* Provided material *
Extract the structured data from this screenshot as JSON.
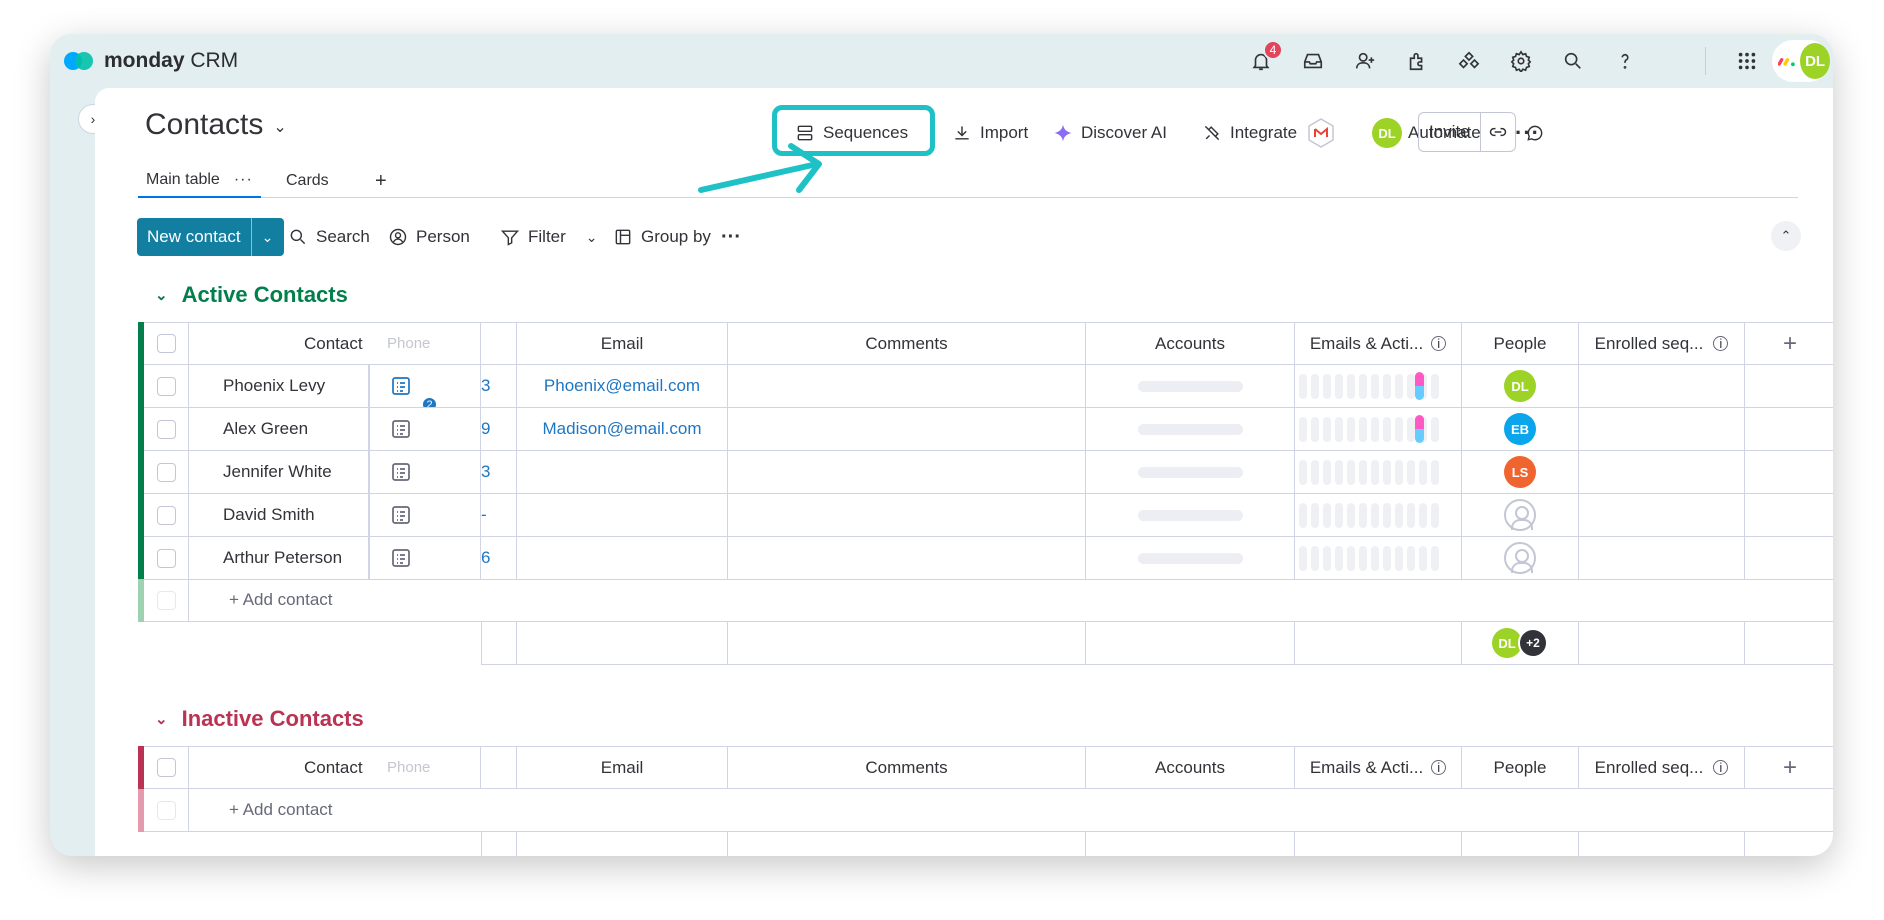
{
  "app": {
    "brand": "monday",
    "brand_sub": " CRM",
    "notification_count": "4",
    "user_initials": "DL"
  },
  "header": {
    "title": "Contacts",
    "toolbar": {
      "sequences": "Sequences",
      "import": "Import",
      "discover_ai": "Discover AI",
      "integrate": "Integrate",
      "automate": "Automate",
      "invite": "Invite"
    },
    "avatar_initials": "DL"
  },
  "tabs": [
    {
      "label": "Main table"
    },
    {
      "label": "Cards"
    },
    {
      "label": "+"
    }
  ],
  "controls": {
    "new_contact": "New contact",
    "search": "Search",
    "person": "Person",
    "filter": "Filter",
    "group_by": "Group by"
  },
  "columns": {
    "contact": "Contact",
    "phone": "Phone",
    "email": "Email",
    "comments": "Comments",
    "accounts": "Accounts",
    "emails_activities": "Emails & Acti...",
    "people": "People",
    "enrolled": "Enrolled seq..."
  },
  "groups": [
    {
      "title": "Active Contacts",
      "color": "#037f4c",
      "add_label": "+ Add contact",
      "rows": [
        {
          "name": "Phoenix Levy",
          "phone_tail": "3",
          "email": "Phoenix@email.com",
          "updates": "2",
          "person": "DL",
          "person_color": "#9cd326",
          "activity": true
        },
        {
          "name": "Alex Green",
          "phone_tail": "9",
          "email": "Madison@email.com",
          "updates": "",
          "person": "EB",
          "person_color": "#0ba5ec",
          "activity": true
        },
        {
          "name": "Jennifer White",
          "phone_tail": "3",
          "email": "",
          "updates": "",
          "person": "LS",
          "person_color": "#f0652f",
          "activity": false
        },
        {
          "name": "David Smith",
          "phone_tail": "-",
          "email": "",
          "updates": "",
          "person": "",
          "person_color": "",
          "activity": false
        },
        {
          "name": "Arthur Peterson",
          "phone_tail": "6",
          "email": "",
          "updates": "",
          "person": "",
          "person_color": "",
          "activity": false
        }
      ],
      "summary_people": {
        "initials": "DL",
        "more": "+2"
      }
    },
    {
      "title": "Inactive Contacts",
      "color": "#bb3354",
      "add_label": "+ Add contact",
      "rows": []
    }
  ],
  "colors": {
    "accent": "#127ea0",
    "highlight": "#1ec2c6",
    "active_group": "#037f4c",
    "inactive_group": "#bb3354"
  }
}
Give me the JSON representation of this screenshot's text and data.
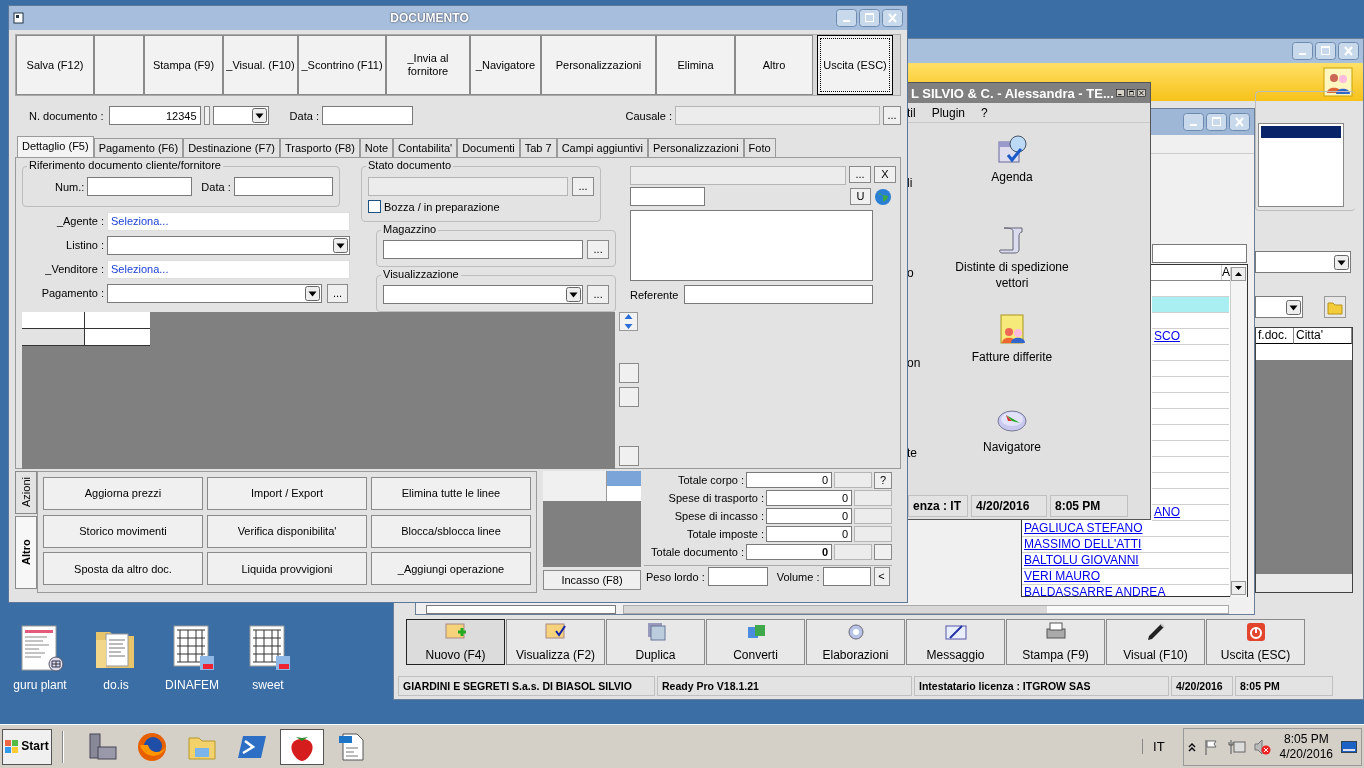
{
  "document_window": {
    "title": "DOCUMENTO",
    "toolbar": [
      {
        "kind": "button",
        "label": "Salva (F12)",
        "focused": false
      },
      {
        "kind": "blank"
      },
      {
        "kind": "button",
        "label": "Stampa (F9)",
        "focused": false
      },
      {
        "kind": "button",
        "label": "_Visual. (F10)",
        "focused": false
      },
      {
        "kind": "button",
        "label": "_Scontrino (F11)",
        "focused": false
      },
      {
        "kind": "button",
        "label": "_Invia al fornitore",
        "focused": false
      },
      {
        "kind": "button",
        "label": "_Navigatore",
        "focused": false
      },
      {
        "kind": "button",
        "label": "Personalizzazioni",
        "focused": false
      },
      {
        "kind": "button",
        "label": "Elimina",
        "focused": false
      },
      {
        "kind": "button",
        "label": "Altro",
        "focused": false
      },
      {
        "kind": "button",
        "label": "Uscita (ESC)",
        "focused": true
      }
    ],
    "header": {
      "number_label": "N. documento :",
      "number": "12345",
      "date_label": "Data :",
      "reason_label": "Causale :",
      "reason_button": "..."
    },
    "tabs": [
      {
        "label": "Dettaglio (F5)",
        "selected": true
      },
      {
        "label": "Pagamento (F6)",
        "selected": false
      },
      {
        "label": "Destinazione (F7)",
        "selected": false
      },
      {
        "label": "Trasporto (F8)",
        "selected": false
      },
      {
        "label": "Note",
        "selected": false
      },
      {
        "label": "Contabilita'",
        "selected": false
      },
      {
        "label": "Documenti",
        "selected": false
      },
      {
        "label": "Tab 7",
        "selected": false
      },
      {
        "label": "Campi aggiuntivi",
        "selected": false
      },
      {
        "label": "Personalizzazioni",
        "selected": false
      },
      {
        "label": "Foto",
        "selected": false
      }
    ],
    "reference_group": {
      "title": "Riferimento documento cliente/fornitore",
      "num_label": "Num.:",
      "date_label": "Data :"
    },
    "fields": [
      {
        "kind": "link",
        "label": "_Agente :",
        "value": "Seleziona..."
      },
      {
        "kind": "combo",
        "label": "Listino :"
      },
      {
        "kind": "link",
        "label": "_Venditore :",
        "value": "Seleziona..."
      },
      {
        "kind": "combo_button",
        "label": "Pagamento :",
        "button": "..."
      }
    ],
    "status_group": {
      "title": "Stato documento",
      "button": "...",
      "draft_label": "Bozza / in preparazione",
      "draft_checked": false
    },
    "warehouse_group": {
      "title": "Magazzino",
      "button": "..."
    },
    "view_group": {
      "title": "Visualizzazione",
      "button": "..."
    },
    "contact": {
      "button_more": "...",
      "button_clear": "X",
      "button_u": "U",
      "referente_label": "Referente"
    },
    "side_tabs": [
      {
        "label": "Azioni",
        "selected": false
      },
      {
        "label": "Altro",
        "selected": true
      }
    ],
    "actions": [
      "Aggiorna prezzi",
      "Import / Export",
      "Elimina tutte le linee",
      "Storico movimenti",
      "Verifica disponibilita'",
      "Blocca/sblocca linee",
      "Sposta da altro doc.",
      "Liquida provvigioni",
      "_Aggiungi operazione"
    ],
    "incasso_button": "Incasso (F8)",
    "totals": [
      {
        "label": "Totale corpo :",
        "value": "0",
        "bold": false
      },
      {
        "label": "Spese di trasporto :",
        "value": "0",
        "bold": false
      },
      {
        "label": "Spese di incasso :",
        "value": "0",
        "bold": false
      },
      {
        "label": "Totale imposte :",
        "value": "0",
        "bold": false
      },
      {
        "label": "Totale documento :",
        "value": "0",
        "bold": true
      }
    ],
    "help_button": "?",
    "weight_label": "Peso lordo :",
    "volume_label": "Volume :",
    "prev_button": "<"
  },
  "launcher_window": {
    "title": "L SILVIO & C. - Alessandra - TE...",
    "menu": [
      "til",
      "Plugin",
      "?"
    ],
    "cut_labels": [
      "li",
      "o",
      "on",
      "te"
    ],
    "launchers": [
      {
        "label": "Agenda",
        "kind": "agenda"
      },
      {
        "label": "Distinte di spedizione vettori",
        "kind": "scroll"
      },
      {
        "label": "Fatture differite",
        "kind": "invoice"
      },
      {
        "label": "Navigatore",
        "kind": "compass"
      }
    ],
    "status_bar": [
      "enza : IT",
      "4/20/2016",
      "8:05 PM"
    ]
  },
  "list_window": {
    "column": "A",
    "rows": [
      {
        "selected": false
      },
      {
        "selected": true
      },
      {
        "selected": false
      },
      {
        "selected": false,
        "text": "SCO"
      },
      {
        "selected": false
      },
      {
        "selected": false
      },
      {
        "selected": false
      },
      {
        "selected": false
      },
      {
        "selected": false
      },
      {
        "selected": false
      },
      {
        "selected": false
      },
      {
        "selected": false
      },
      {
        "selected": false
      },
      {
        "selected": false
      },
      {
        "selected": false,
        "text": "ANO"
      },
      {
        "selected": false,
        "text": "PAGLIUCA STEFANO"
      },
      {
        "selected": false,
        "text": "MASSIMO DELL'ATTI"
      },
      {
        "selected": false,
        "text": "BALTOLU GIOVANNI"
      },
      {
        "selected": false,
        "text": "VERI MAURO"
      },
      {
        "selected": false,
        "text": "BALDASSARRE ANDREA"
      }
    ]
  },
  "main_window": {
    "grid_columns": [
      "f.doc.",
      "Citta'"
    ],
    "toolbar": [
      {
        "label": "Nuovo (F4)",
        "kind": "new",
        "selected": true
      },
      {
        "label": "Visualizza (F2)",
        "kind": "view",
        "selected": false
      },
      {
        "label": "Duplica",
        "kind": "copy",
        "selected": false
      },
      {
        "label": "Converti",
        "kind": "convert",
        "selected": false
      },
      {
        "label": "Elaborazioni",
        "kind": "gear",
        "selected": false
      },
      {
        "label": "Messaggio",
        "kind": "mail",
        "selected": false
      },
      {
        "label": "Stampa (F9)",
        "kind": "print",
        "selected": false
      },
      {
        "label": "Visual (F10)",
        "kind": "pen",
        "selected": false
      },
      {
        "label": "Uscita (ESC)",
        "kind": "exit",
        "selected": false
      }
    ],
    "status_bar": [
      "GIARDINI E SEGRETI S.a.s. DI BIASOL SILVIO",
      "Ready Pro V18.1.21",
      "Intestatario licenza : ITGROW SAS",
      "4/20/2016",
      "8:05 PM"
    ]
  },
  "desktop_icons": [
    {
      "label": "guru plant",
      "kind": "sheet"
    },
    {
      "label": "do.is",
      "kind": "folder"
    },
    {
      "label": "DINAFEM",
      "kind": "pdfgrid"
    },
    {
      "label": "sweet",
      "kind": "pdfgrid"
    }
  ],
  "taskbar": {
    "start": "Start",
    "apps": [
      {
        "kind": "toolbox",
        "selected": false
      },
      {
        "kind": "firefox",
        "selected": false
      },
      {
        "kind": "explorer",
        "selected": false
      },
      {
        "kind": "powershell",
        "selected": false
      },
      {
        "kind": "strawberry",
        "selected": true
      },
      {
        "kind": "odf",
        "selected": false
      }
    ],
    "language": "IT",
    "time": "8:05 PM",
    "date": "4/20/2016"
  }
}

* Goal *
Extract lines where the string "SILVIO" occurs.

* Correct answer *
    "title": "L SILVIO & C. - Alessandra - TE...",
      "GIARDINI E SEGRETI S.a.s. DI BIASOL SILVIO",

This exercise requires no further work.